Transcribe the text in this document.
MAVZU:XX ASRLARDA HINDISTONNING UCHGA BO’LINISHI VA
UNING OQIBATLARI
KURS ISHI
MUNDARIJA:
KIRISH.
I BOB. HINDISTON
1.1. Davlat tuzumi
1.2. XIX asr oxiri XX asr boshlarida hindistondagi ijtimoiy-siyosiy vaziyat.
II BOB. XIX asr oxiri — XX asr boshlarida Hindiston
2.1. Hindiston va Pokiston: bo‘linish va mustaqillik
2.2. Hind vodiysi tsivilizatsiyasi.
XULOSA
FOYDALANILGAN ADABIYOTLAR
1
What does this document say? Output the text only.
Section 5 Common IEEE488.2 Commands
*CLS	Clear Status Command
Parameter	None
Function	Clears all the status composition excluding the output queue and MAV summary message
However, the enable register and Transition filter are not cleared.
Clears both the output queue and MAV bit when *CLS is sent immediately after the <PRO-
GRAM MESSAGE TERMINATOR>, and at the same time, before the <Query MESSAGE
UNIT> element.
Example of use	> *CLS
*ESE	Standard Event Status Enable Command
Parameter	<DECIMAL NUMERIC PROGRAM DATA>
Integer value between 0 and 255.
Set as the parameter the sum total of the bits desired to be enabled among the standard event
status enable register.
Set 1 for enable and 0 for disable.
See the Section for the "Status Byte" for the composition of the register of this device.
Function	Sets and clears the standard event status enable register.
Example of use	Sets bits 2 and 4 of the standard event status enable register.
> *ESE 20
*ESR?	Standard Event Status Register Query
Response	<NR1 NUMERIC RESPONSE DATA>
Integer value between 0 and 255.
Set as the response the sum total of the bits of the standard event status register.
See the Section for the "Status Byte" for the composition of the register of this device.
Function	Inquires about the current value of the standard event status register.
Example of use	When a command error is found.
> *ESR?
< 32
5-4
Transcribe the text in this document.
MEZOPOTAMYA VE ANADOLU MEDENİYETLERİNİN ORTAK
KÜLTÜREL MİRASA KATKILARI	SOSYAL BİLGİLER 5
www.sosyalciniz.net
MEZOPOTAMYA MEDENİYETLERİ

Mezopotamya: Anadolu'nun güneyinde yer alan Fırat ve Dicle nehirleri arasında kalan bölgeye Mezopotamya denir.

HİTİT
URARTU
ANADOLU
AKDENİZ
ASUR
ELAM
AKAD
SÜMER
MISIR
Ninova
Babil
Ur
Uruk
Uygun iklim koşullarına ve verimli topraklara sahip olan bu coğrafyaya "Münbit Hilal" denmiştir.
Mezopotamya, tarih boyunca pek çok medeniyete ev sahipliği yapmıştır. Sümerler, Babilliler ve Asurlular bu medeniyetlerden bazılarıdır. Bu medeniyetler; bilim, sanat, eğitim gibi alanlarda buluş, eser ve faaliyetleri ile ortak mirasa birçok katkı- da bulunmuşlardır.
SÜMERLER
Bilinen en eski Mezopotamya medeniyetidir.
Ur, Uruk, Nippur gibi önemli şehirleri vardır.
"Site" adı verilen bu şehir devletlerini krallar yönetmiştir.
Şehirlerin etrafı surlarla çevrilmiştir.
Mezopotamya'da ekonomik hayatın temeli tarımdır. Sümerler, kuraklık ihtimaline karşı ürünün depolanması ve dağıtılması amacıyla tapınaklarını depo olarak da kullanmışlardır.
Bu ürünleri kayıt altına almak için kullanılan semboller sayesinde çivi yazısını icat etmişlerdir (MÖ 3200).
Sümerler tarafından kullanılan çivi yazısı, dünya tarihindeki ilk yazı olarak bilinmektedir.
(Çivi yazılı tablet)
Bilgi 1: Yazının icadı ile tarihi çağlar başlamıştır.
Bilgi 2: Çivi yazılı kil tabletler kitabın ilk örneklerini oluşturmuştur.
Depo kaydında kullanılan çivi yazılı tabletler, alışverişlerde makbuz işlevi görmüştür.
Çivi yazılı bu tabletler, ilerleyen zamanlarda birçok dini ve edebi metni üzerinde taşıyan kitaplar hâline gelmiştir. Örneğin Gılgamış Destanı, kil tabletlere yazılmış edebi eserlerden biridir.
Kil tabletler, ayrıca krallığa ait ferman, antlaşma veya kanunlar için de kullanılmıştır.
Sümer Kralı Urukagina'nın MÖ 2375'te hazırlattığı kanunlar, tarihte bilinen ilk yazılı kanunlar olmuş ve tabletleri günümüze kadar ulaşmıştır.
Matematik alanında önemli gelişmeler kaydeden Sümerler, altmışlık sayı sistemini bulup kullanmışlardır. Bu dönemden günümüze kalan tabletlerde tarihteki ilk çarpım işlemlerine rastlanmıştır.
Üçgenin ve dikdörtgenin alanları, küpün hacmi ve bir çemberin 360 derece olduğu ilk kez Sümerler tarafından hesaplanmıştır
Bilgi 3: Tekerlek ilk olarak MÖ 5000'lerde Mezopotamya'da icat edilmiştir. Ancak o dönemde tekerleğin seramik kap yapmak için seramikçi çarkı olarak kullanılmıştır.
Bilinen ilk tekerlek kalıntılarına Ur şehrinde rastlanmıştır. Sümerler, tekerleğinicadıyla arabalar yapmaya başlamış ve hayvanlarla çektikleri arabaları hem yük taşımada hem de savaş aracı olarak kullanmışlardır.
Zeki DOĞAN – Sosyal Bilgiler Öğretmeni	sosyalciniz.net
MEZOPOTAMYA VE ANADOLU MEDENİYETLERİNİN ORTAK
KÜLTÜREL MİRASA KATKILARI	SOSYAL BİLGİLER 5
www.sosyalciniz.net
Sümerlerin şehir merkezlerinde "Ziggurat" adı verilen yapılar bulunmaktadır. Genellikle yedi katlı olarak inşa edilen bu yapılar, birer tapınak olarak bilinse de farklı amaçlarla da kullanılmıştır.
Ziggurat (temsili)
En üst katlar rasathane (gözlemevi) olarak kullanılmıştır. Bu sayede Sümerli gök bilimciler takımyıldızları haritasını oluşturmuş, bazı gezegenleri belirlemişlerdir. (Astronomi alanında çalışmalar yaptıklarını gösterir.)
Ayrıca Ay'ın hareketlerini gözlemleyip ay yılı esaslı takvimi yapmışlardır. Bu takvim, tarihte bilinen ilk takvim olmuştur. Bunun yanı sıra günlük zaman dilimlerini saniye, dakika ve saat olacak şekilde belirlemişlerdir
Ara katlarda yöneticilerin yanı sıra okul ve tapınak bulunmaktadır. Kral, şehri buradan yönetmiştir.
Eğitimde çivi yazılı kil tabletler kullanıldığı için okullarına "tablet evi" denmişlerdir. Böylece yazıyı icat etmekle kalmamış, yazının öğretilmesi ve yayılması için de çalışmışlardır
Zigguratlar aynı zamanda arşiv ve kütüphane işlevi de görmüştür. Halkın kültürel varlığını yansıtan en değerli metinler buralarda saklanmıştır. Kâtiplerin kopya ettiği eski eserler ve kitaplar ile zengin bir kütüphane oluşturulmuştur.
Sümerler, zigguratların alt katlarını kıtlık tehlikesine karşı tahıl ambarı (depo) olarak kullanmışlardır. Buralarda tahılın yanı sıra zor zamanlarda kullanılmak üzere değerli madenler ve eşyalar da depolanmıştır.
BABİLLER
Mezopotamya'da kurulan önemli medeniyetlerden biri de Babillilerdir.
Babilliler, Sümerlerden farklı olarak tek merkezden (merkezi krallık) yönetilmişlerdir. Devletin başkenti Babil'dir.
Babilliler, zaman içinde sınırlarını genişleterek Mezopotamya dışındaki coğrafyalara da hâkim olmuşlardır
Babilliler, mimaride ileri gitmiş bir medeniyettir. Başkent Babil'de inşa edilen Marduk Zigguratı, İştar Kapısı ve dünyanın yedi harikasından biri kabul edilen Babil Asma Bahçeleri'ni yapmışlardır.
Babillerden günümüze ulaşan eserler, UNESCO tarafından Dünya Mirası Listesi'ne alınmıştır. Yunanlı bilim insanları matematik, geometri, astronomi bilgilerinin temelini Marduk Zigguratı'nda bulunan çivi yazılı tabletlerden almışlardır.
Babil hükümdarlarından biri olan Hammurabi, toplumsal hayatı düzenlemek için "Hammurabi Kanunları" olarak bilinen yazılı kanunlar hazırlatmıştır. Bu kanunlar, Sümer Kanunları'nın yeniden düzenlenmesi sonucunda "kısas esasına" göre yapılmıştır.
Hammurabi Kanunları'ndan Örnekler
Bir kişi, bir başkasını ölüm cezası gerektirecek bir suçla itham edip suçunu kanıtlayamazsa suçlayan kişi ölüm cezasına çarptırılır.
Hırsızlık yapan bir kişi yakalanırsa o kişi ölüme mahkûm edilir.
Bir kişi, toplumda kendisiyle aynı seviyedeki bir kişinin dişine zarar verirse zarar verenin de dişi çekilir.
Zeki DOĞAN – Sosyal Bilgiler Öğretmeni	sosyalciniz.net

#### [Job]
Show the lines of the records that contain the word "total".

#### [Task result]
Set as the parameter the sum total of the bits desired to be enabled among the standard event
Set as the response the sum total of the bits of the standard event status register.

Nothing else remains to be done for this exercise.